* [抜粋本文]:
■ ■ ■ ■ ■
80's
『豆炭とパソコン』のひとり旅。

第27回

やっとこさ連載原稿のダイジェストの仕上がりが
見えてきたのは7月の半ばで、
イラストをお願いすることになった山田詩子さんには、
一度ミーちゃんのお家に行って、
そこに流れる雰囲気を実際に感じてもらおうと思い、
私も同行して出かけることになりました。
よく晴れた海の日のことでした。

詩子さんはちょうど身重だったので、
そんな大事なときに長距離の移動は
申し訳ないとも思ったのですが、恐る恐る申し出てみると、
ご主人の運転する「車でなら」と
快諾していただけたので、
関越道の寄居パーキングエリアで
待ち合わせをすることにしました。
それまで、詩子さんとは電話を通じてしか
お話したことがなかったので、
うまく落ち合うことができるかどうか、
ちょっと心配でしたが、
先に到着していた詩子さんと優しそうなご主人、
それに可愛らしい息子さんの姿は、
すぐに見つけることができました。
■ ■ ■ ■ ■
* [出題 1]:
データの最初の行から「category-label: 7月 xyxy=(1865,1226,1930,1273)」を含む行まで、両端の行も含めて一字も変えずに書き写す。

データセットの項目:
■ ■ ■ ■ ■
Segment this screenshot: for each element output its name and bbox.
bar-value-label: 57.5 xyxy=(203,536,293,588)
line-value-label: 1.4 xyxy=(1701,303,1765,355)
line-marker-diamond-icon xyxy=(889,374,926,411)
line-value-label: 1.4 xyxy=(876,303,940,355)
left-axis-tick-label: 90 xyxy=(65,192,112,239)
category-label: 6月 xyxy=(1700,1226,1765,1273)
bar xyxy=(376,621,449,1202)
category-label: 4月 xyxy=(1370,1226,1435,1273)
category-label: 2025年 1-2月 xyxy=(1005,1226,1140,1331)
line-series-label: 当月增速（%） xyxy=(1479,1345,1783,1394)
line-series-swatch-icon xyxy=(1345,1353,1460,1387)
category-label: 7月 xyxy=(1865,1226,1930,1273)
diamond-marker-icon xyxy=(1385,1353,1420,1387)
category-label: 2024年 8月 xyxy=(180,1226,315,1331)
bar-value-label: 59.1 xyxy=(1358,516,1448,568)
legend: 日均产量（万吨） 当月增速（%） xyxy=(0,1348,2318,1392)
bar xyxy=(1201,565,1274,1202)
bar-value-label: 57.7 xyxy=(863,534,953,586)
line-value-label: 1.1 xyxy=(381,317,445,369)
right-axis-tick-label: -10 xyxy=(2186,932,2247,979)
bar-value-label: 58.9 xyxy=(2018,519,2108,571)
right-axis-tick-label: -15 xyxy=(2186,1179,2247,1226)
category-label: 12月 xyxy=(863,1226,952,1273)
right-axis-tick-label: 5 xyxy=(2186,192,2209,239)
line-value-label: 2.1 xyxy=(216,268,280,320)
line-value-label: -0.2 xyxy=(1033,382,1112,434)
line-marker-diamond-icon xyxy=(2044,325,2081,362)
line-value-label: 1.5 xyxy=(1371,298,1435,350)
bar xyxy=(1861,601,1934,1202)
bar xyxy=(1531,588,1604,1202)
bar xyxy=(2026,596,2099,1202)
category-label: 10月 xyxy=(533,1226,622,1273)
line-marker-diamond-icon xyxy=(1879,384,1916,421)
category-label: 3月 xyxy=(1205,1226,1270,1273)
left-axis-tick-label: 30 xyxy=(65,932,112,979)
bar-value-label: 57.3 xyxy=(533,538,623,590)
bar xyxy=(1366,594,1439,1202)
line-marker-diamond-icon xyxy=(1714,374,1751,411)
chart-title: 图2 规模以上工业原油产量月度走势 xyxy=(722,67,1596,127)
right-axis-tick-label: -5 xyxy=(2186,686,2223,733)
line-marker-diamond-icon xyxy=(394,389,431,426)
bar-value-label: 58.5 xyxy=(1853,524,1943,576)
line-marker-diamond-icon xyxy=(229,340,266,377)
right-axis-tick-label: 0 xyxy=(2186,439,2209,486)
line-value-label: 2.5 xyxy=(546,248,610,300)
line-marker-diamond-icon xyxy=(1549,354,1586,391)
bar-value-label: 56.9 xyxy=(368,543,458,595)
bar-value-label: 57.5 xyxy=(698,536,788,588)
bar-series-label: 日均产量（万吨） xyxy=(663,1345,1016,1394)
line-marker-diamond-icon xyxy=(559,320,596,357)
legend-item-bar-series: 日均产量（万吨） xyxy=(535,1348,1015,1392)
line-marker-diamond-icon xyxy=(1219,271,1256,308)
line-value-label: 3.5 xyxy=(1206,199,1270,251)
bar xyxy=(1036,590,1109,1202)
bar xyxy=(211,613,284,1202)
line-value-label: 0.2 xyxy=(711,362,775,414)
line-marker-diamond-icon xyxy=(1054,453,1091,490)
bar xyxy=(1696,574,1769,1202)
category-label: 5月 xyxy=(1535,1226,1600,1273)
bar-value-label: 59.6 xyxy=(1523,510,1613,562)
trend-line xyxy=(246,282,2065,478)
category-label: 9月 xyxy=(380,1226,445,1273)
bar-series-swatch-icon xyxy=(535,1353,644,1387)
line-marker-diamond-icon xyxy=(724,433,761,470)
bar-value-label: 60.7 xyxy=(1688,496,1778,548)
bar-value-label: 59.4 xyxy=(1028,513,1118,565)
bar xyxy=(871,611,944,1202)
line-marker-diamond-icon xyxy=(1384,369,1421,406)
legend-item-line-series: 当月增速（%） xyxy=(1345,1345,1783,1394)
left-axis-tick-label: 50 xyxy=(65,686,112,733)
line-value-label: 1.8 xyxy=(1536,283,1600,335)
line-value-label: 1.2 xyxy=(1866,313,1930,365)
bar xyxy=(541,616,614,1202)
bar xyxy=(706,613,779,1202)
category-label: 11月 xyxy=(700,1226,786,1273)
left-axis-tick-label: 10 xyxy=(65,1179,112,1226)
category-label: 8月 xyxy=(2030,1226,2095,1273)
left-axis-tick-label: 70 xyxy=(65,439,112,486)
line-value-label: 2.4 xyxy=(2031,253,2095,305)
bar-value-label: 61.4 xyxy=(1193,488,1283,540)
■ ■ ■ ■ ■
* [出題 2]:
抜粋本文で、山田詩子さんとの待ち合わせ場所に決めたのはどこか。

* [想定解答 1]:
Segment this screenshot: for each element output its name and bbox.
bar-value-label: 57.5 xyxy=(203,536,293,588)
line-value-label: 1.4 xyxy=(1701,303,1765,355)
line-marker-diamond-icon xyxy=(889,374,926,411)
line-value-label: 1.4 xyxy=(876,303,940,355)
left-axis-tick-label: 90 xyxy=(65,192,112,239)
category-label: 6月 xyxy=(1700,1226,1765,1273)
bar xyxy=(376,621,449,1202)
category-label: 4月 xyxy=(1370,1226,1435,1273)
category-label: 2025年 1-2月 xyxy=(1005,1226,1140,1331)
line-series-label: 当月增速（%） xyxy=(1479,1345,1783,1394)
line-series-swatch-icon xyxy=(1345,1353,1460,1387)
category-label: 7月 xyxy=(1865,1226,1930,1273)

* [想定解答 2]:
関越道の寄居パーキングエリア。